EXERCISE BRIEF
Would you extract the whole listing below and retype it exactly?

========================

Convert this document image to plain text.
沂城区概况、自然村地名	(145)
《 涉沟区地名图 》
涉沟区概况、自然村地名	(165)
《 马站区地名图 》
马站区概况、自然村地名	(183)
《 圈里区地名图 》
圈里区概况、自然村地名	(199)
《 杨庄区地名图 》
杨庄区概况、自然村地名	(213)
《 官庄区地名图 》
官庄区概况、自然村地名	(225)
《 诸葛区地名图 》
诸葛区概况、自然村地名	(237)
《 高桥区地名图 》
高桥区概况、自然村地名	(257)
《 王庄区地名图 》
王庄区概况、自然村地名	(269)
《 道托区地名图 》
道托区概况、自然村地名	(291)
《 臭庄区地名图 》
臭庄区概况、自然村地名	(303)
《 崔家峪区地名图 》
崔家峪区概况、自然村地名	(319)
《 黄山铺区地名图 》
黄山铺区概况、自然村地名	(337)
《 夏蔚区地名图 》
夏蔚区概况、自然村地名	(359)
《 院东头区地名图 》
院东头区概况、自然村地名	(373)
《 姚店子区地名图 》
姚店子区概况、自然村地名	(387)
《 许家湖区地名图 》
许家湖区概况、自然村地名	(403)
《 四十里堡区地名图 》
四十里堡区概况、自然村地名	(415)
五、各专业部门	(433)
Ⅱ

========================

THE COMPLETED TASK
Convert this document image to plain text.
沂城区概况、自然村地名	(145)
《 涉沟区地名图 》
涉沟区概况、自然村地名	(165)
《 马站区地名图 》
马站区概况、自然村地名	(183)
《 圈里区地名图 》
圈里区概况、自然村地名	(199)
《 杨庄区地名图 》
杨庄区概况、自然村地名	(213)
《 官庄区地名图 》
官庄区概况、自然村地名	(225)
《 诸葛区地名图 》
诸葛区概况、自然村地名	(237)
《 高桥区地名图 》
高桥区概况、自然村地名	(257)
《 王庄区地名图 》
王庄区概况、自然村地名	(269)
《 道托区地名图 》
道托区概况、自然村地名	(291)
《 臭庄区地名图 》
臭庄区概况、自然村地名	(303)
《 崔家峪区地名图 》
崔家峪区概况、自然村地名	(319)
《 黄山铺区地名图 》
黄山铺区概况、自然村地名	(337)
《 夏蔚区地名图 》
夏蔚区概况、自然村地名	(359)
《 院东头区地名图 》
院东头区概况、自然村地名	(373)
《 姚店子区地名图 》
姚店子区概况、自然村地名	(387)
《 许家湖区地名图 》
许家湖区概况、自然村地名	(403)
《 四十里堡区地名图 》
四十里堡区概况、自然村地名	(415)
五、各专业部门	(433)
Ⅱ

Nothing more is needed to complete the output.